● **To do**
Within the material below, find each line bearing the word "Potential" and present it.

::::

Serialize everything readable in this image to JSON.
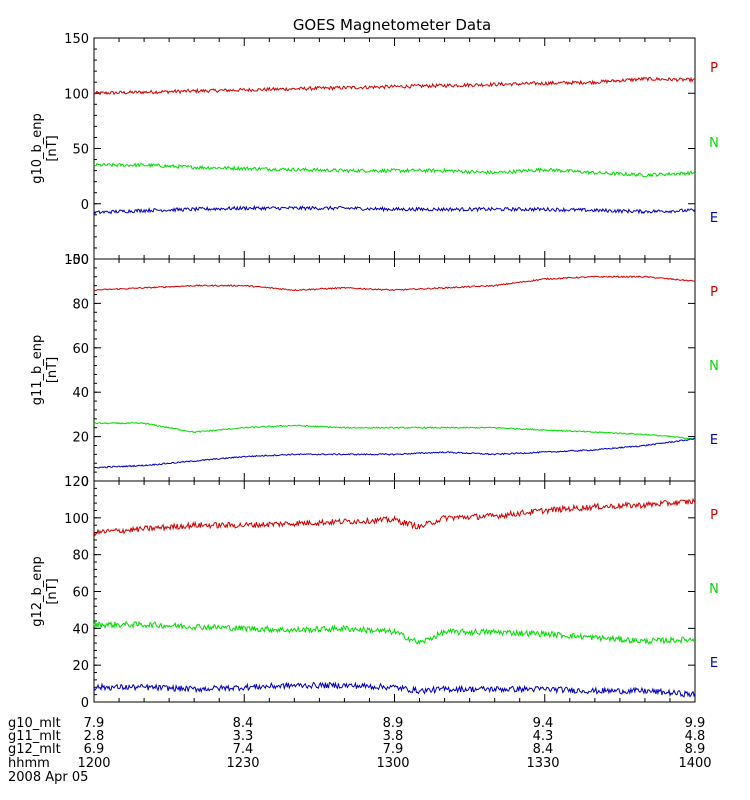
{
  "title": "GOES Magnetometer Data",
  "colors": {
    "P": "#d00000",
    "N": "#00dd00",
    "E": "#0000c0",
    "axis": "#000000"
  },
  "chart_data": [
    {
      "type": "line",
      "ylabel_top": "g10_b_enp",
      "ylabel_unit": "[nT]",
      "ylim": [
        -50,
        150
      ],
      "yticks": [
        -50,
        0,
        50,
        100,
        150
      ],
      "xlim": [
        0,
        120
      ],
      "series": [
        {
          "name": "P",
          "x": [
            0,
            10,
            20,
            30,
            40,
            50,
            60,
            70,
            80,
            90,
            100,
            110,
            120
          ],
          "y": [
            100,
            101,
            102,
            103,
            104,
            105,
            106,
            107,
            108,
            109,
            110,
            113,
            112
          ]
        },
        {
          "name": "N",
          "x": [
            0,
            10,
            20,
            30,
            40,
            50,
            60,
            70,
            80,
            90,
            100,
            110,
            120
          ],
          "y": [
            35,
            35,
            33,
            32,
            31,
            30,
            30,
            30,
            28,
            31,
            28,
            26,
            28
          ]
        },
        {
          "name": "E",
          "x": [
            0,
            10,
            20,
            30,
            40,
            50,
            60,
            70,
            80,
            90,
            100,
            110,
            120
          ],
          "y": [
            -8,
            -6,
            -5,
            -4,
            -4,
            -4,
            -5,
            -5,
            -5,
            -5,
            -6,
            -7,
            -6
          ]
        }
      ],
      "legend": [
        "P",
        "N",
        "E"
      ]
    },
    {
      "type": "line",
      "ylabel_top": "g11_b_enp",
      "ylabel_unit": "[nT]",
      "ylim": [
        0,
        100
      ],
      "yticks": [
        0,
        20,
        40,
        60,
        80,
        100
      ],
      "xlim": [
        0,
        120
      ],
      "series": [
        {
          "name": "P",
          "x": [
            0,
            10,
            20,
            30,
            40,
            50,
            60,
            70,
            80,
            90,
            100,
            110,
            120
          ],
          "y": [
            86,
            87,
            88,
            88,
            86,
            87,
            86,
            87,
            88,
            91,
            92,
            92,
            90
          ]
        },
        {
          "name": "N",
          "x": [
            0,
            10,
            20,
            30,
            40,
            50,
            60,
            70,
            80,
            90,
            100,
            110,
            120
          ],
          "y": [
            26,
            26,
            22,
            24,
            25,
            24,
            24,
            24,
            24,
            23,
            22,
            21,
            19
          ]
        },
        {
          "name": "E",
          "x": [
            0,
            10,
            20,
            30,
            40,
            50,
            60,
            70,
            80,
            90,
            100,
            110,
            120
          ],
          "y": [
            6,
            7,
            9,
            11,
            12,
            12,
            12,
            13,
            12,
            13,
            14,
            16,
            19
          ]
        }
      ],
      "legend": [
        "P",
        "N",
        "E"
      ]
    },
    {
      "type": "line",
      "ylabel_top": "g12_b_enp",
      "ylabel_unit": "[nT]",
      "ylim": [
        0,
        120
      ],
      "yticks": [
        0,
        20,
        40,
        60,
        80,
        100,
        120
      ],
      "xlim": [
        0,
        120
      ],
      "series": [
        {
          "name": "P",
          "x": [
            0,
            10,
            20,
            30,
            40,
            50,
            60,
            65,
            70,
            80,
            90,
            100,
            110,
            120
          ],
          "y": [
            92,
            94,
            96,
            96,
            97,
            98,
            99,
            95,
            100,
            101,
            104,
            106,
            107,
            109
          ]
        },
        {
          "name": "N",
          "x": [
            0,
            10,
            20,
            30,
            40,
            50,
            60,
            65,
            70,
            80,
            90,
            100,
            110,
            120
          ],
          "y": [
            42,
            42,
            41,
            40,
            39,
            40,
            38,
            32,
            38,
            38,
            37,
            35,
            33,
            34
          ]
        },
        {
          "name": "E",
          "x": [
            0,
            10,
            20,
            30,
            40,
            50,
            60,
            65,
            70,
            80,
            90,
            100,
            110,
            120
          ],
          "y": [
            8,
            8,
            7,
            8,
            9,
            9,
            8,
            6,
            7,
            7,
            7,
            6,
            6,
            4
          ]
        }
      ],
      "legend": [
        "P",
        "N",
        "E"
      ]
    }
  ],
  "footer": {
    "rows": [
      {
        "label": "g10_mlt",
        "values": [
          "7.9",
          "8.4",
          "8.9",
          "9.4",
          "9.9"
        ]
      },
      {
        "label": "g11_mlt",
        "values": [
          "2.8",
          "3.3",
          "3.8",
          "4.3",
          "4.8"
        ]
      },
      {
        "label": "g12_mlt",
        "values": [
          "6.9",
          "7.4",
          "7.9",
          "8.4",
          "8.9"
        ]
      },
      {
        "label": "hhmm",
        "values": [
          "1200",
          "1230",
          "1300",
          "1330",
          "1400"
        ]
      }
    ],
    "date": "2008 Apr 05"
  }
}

::::

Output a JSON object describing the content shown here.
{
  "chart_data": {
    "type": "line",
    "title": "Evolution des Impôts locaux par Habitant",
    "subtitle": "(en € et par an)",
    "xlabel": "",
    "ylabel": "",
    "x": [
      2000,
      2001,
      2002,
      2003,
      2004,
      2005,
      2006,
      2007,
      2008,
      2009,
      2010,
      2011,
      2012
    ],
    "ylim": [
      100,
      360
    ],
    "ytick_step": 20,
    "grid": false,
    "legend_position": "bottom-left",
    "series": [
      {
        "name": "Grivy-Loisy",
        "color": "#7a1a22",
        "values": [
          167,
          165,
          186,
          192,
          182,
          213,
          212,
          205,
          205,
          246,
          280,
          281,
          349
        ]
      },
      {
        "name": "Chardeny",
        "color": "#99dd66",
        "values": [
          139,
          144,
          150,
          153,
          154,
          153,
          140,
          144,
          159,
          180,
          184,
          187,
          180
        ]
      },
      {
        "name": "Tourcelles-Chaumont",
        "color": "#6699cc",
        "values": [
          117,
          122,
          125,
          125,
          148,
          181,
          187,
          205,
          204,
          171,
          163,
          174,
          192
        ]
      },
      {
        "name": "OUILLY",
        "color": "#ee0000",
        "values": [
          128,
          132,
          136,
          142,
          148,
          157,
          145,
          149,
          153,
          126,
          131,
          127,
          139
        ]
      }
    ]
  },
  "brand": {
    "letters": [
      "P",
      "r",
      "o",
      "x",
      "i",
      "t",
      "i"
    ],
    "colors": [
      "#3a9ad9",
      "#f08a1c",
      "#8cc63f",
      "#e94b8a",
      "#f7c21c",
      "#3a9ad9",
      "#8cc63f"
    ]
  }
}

::::

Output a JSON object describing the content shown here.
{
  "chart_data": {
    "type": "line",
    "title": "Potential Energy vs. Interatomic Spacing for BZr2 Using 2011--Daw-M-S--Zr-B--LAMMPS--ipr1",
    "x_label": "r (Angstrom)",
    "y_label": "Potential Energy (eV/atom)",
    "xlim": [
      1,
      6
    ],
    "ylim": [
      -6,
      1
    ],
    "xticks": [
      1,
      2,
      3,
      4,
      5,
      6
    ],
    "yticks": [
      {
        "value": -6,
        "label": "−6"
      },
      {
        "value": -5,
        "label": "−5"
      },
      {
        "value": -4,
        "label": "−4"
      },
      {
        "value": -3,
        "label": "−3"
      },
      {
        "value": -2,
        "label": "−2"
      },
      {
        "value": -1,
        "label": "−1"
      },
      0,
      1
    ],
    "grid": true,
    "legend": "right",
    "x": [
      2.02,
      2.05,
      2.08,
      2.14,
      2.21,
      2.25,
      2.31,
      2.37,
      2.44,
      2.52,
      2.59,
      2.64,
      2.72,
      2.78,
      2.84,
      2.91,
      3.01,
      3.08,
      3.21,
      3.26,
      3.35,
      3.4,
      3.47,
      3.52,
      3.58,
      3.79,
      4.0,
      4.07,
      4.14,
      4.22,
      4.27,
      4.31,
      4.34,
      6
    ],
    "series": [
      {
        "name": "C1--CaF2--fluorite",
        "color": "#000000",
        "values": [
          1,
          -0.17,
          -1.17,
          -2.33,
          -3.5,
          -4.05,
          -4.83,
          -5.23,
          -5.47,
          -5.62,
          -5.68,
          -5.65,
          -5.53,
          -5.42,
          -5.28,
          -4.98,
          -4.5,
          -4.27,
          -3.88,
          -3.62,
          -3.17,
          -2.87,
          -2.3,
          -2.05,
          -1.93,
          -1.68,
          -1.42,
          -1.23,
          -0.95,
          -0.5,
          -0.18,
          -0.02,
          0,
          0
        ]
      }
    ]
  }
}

::::

● **Answer to the problem**
    "title": "Potential Energy vs. Interatomic Spacing for BZr2 Using 2011--Daw-M-S--Zr-B--LAMMPS--ipr1",
    "y_label": "Potential Energy (eV/atom)",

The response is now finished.